- _EXERCISE DESCRIPTION_
Write out every entry exactly as given, but omit the pictures.

BEGIN RECORDS PROVIDED

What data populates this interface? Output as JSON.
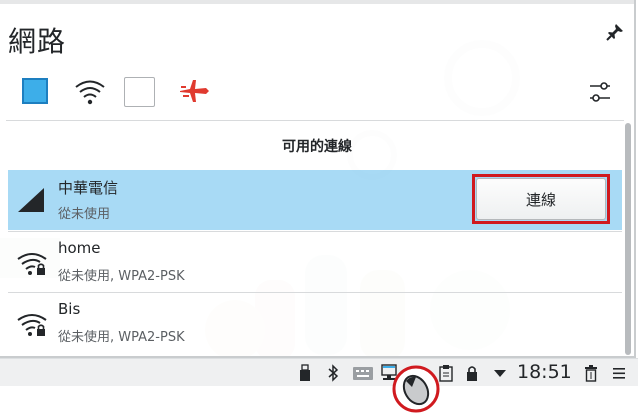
{
  "popup": {
    "title": "網路",
    "section_title": "可用的連線",
    "toolbar": {
      "wired_icon": "wired-toggle-icon",
      "wifi_icon": "wifi-toggle-icon",
      "mobile_icon": "mobile-broadband-toggle-icon",
      "airplane_icon": "airplane-mode-icon",
      "config_icon": "configure-network-icon"
    },
    "connections": [
      {
        "name": "中華電信",
        "status": "從未使用",
        "icon": "cellular-signal-icon",
        "selected": true
      },
      {
        "name": "home",
        "status": "從未使用, WPA2-PSK",
        "icon": "wifi-secured-icon",
        "selected": false
      },
      {
        "name": "Bis",
        "status": "從未使用, WPA2-PSK",
        "icon": "wifi-secured-icon",
        "selected": false
      }
    ],
    "connect_label": "連線"
  },
  "panel": {
    "clock": "18:51",
    "tray_icons": [
      "usb-icon",
      "bluetooth-icon",
      "keyboard-icon",
      "network-icon",
      "volume-icon",
      "clipboard-icon",
      "lock-icon",
      "expand-tray-icon",
      "trash-icon",
      "menu-icon"
    ]
  },
  "colors": {
    "accent": "#3daee9",
    "highlight_border": "#d01a1f",
    "airplane": "#e03a2f",
    "panel_bg": "#eff0f1"
  }
}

END RECORDS PROVIDED

- _SOLUTION FOR THIS TASK_
What data populates this interface? Output as JSON.
{
  "popup": {
    "title": "網路",
    "section_title": "可用的連線",
    "toolbar": {
      "wired_icon": "wired-toggle-icon",
      "wifi_icon": "wifi-toggle-icon",
      "mobile_icon": "mobile-broadband-toggle-icon",
      "airplane_icon": "airplane-mode-icon",
      "config_icon": "configure-network-icon"
    },
    "connections": [
      {
        "name": "中華電信",
        "status": "從未使用",
        "icon": "cellular-signal-icon",
        "selected": true
      },
      {
        "name": "home",
        "status": "從未使用, WPA2-PSK",
        "icon": "wifi-secured-icon",
        "selected": false
      },
      {
        "name": "Bis",
        "status": "從未使用, WPA2-PSK",
        "icon": "wifi-secured-icon",
        "selected": false
      }
    ],
    "connect_label": "連線"
  },
  "panel": {
    "clock": "18:51",
    "tray_icons": [
      "usb-icon",
      "bluetooth-icon",
      "keyboard-icon",
      "network-icon",
      "volume-icon",
      "clipboard-icon",
      "lock-icon",
      "expand-tray-icon",
      "trash-icon",
      "menu-icon"
    ]
  },
  "colors": {
    "accent": "#3daee9",
    "highlight_border": "#d01a1f",
    "airplane": "#e03a2f",
    "panel_bg": "#eff0f1"
  }
}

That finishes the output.